■ WHAT YOU NEED TO DO
Repeat every line of the listing below exactly, minus the pictures.

■ GIVEN INFORMATION

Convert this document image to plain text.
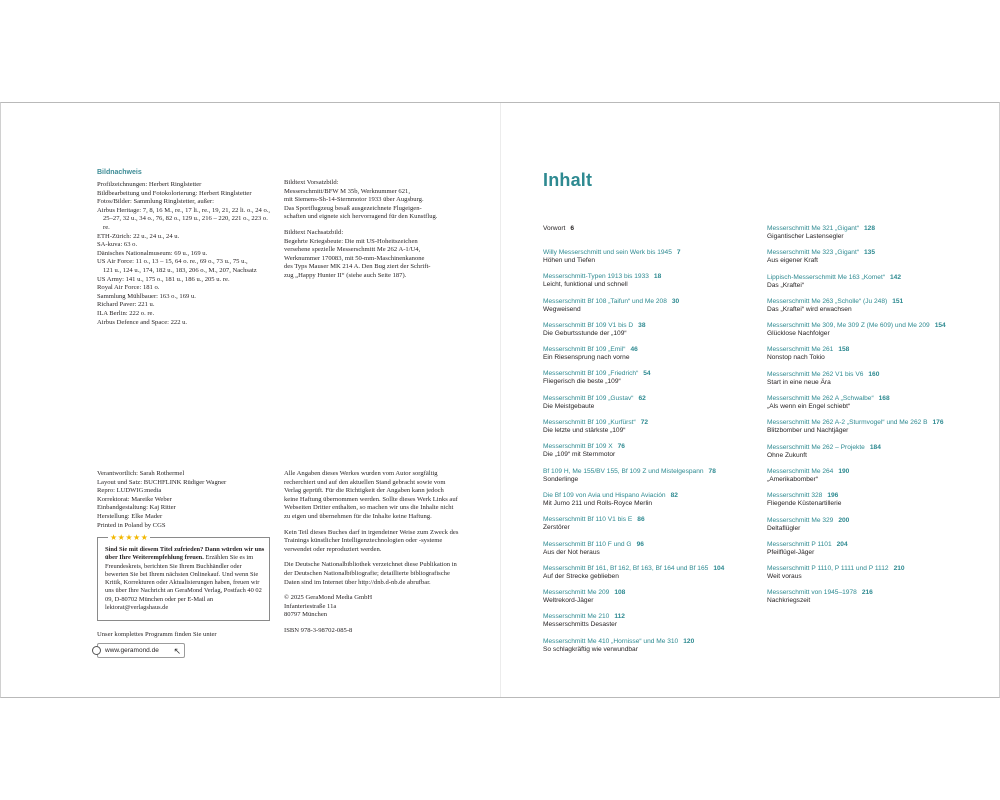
Bildnachweis

Profilzeichnungen: Herbert Ringlstetter

Bildbearbeitung und Fotokolorierung: Herbert Ringlstetter

Fotos/Bilder: Sammlung Ringlstetter, außer:

Airbus Heritage: 7, 8, 16 M., re., 17 li., re., 19, 21, 22 li. o., 24 o.,

25–27, 32 u., 34 o., 76, 82 o., 129 u., 216 – 220, 221 o., 223 o. re.

ETH-Zürich: 22 u., 24 u., 24 u.

SA-kuva: 63 o.

Dänisches Nationalmuseum: 69 u., 169 u.

US Air Force: 11 o., 13 – 15, 64 o. re., 69 o., 73 u., 75 u.,

121 u., 124 u., 174, 182 u., 183, 206 o., M., 207, Nachsatz

US Army: 141 u., 175 o., 181 u., 186 u., 205 u. re.

Royal Air Force: 181 o.

Sammlung Mühlbauer: 163 o., 169 u.

Richard Paver: 221 u.

ILA Berlin: 222 o. re.

Airbus Defence and Space: 222 u.

Bildtext Vorsatzbild:

Messerschmitt/BFW M 35b, Werknummer 621,

mit Siemens-Sh-14-Sternmotor 1933 über Augsburg.

Das Sportflugzeug besaß ausgezeichnete Flugeigen-

schaften und eignete sich hervorragend für den Kunstflug.

Bildtext Nachsatzbild:

Begehrte Kriegsbeute: Die mit US-Hoheitszeichen

versehene spezielle Messerschmitt Me 262 A-1/U4,

Werknummer 170083, mit 50-mm-Maschinenkanone

des Typs Mauser MK 214 A. Den Bug ziert der Schrift-

zug „Happy Hunter II“ (siehe auch Seite 187).

Verantwortlich: Sarah Rothermel

Layout und Satz: BUCHFLINK Rüdiger Wagner

Repro: LUDWIG:media

Korrektorat: Mareike Weber

Einbandgestaltung: Kaj Ritter

Herstellung: Elke Mader

Printed in Poland by CGS

★★★★★
Sind Sie mit diesem Titel zufrieden? Dann würden wir uns über Ihre Weiterempfehlung freuen. Erzählen Sie es im Freundeskreis, berichten Sie Ihrem Buchhändler oder bewerten Sie bei Ihrem nächsten Onlinekauf. Und wenn Sie Kritik, Korrekturen oder Aktualisierungen haben, freuen wir uns über Ihre Nachricht an GeraMond Verlag, Postfach 40 02 09, D-80702 München oder per E-Mail an lektorat@verlagshaus.de
Unser komplettes Programm finden Sie unter
www.geramond.de ↖

Alle Angaben dieses Werkes wurden vom Autor sorgfältig recherchiert und auf den aktuellen Stand gebracht sowie vom Verlag geprüft. Für die Richtigkeit der Angaben kann jedoch keine Haftung übernommen werden. Sollte dieses Werk Links auf Webseiten Dritter enthalten, so machen wir uns die Inhalte nicht zu eigen und übernehmen für die Inhalte keine Haftung.

Kein Teil dieses Buches darf in irgendeiner Weise zum Zweck des Trainings künstlicher Intelligenztechnologien oder -systeme verwendet oder reproduziert werden.

Die Deutsche Nationalbibliothek verzeichnet diese Publikation in der Deutschen Nationalbibliografie; detaillierte bibliografische Daten sind im Internet über http://dnb.d-nb.de abrufbar.

© 2025 GeraMond Media GmbH

Infanteriestraße 11a

80797 München

ISBN 978-3-98702-085-8

Inhalt
Vorwort 6
Willy Messerschmitt und sein Werk bis 1945 7
Höhen und Tiefen
Messerschmitt-Typen 1913 bis 1933 18
Leicht, funktional und schnell
Messerschmitt Bf 108 „Taifun“ und Me 208 30
Wegweisend
Messerschmitt Bf 109 V1 bis D 38
Die Geburtsstunde der „109“
Messerschmitt Bf 109 „Emil“ 46
Ein Riesensprung nach vorne
Messerschmitt Bf 109 „Friedrich“ 54
Fliegerisch die beste „109“
Messerschmitt Bf 109 „Gustav“ 62
Die Meistgebaute
Messerschmitt Bf 109 „Kurfürst“ 72
Die letzte und stärkste „109“
Messerschmitt Bf 109 X 76
Die „109“ mit Sternmotor
Bf 109 H, Me 155/BV 155, Bf 109 Z und Mistelgespann 78
Sonderlinge
Die Bf 109 von Avia und Hispano Aviación 82
Mit Jumo 211 und Rolls-Royce Merlin
Messerschmitt Bf 110 V1 bis E 86
Zerstörer
Messerschmitt Bf 110 F und G 96
Aus der Not heraus
Messerschmitt Bf 161, Bf 162, Bf 163, Bf 164 und Bf 165 104
Auf der Strecke geblieben
Messerschmitt Me 209 108
Weltrekord-Jäger
Messerschmitt Me 210 112
Messerschmitts Desaster
Messerschmitt Me 410 „Hornisse“ und Me 310 120
So schlagkräftig wie verwundbar
Messerschmitt Me 321 „Gigant“ 128
Gigantischer Lastensegler
Messerschmitt Me 323 „Gigant“ 135
Aus eigener Kraft
Lippisch-Messerschmitt Me 163 „Komet“ 142
Das „Kraftei“
Messerschmitt Me 263 „Scholle“ (Ju 248) 151
Das „Kraftei“ wird erwachsen
Messerschmitt Me 309, Me 309 Z (Me 609) und Me 209 154
Glücklose Nachfolger
Messerschmitt Me 261 158
Nonstop nach Tokio
Messerschmitt Me 262 V1 bis V6 160
Start in eine neue Ära
Messerschmitt Me 262 A „Schwalbe“ 168
„Als wenn ein Engel schiebt“
Messerschmitt Me 262 A-2 „Sturmvogel“ und Me 262 B 176
Blitzbomber und Nachtjäger
Messerschmitt Me 262 – Projekte 184
Ohne Zukunft
Messerschmitt Me 264 190
„Amerikabomber“
Messerschmitt 328 196
Fliegende Küstenartillerie
Messerschmitt Me 329 200
Deltaflügler
Messerschmitt P 1101 204
Pfeilflügel-Jäger
Messerschmitt P 1110, P 1111 und P 1112 210
Weit voraus
Messerschmitt von 1945–1978 216
Nachkriegszeit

■ FINAL RESULT
Convert this document image to plain text.
Bildnachweis

Profilzeichnungen: Herbert Ringlstetter

Bildbearbeitung und Fotokolorierung: Herbert Ringlstetter

Fotos/Bilder: Sammlung Ringlstetter, außer:

Airbus Heritage: 7, 8, 16 M., re., 17 li., re., 19, 21, 22 li. o., 24 o.,

25–27, 32 u., 34 o., 76, 82 o., 129 u., 216 – 220, 221 o., 223 o. re.

ETH-Zürich: 22 u., 24 u., 24 u.

SA-kuva: 63 o.

Dänisches Nationalmuseum: 69 u., 169 u.

US Air Force: 11 o., 13 – 15, 64 o. re., 69 o., 73 u., 75 u.,

121 u., 124 u., 174, 182 u., 183, 206 o., M., 207, Nachsatz

US Army: 141 u., 175 o., 181 u., 186 u., 205 u. re.

Royal Air Force: 181 o.

Sammlung Mühlbauer: 163 o., 169 u.

Richard Paver: 221 u.

ILA Berlin: 222 o. re.

Airbus Defence and Space: 222 u.

Bildtext Vorsatzbild:

Messerschmitt/BFW M 35b, Werknummer 621,

mit Siemens-Sh-14-Sternmotor 1933 über Augsburg.

Das Sportflugzeug besaß ausgezeichnete Flugeigen-

schaften und eignete sich hervorragend für den Kunstflug.

Bildtext Nachsatzbild:

Begehrte Kriegsbeute: Die mit US-Hoheitszeichen

versehene spezielle Messerschmitt Me 262 A-1/U4,

Werknummer 170083, mit 50-mm-Maschinenkanone

des Typs Mauser MK 214 A. Den Bug ziert der Schrift-

zug „Happy Hunter II“ (siehe auch Seite 187).

Verantwortlich: Sarah Rothermel

Layout und Satz: BUCHFLINK Rüdiger Wagner

Repro: LUDWIG:media

Korrektorat: Mareike Weber

Einbandgestaltung: Kaj Ritter

Herstellung: Elke Mader

Printed in Poland by CGS

★★★★★
Sind Sie mit diesem Titel zufrieden? Dann würden wir uns über Ihre Weiterempfehlung freuen. Erzählen Sie es im Freundeskreis, berichten Sie Ihrem Buchhändler oder bewerten Sie bei Ihrem nächsten Onlinekauf. Und wenn Sie Kritik, Korrekturen oder Aktualisierungen haben, freuen wir uns über Ihre Nachricht an GeraMond Verlag, Postfach 40 02 09, D-80702 München oder per E-Mail an lektorat@verlagshaus.de
Unser komplettes Programm finden Sie unter
www.geramond.de ↖

Alle Angaben dieses Werkes wurden vom Autor sorgfältig recherchiert und auf den aktuellen Stand gebracht sowie vom Verlag geprüft. Für die Richtigkeit der Angaben kann jedoch keine Haftung übernommen werden. Sollte dieses Werk Links auf Webseiten Dritter enthalten, so machen wir uns die Inhalte nicht zu eigen und übernehmen für die Inhalte keine Haftung.

Kein Teil dieses Buches darf in irgendeiner Weise zum Zweck des Trainings künstlicher Intelligenztechnologien oder -systeme verwendet oder reproduziert werden.

Die Deutsche Nationalbibliothek verzeichnet diese Publikation in der Deutschen Nationalbibliografie; detaillierte bibliografische Daten sind im Internet über http://dnb.d-nb.de abrufbar.

© 2025 GeraMond Media GmbH

Infanteriestraße 11a

80797 München

ISBN 978-3-98702-085-8

Inhalt
Vorwort 6
Willy Messerschmitt und sein Werk bis 1945 7
Höhen und Tiefen
Messerschmitt-Typen 1913 bis 1933 18
Leicht, funktional und schnell
Messerschmitt Bf 108 „Taifun“ und Me 208 30
Wegweisend
Messerschmitt Bf 109 V1 bis D 38
Die Geburtsstunde der „109“
Messerschmitt Bf 109 „Emil“ 46
Ein Riesensprung nach vorne
Messerschmitt Bf 109 „Friedrich“ 54
Fliegerisch die beste „109“
Messerschmitt Bf 109 „Gustav“ 62
Die Meistgebaute
Messerschmitt Bf 109 „Kurfürst“ 72
Die letzte und stärkste „109“
Messerschmitt Bf 109 X 76
Die „109“ mit Sternmotor
Bf 109 H, Me 155/BV 155, Bf 109 Z und Mistelgespann 78
Sonderlinge
Die Bf 109 von Avia und Hispano Aviación 82
Mit Jumo 211 und Rolls-Royce Merlin
Messerschmitt Bf 110 V1 bis E 86
Zerstörer
Messerschmitt Bf 110 F und G 96
Aus der Not heraus
Messerschmitt Bf 161, Bf 162, Bf 163, Bf 164 und Bf 165 104
Auf der Strecke geblieben
Messerschmitt Me 209 108
Weltrekord-Jäger
Messerschmitt Me 210 112
Messerschmitts Desaster
Messerschmitt Me 410 „Hornisse“ und Me 310 120
So schlagkräftig wie verwundbar
Messerschmitt Me 321 „Gigant“ 128
Gigantischer Lastensegler
Messerschmitt Me 323 „Gigant“ 135
Aus eigener Kraft
Lippisch-Messerschmitt Me 163 „Komet“ 142
Das „Kraftei“
Messerschmitt Me 263 „Scholle“ (Ju 248) 151
Das „Kraftei“ wird erwachsen
Messerschmitt Me 309, Me 309 Z (Me 609) und Me 209 154
Glücklose Nachfolger
Messerschmitt Me 261 158
Nonstop nach Tokio
Messerschmitt Me 262 V1 bis V6 160
Start in eine neue Ära
Messerschmitt Me 262 A „Schwalbe“ 168
„Als wenn ein Engel schiebt“
Messerschmitt Me 262 A-2 „Sturmvogel“ und Me 262 B 176
Blitzbomber und Nachtjäger
Messerschmitt Me 262 – Projekte 184
Ohne Zukunft
Messerschmitt Me 264 190
„Amerikabomber“
Messerschmitt 328 196
Fliegende Küstenartillerie
Messerschmitt Me 329 200
Deltaflügler
Messerschmitt P 1101 204
Pfeilflügel-Jäger
Messerschmitt P 1110, P 1111 und P 1112 210
Weit voraus
Messerschmitt von 1945–1978 216
Nachkriegszeit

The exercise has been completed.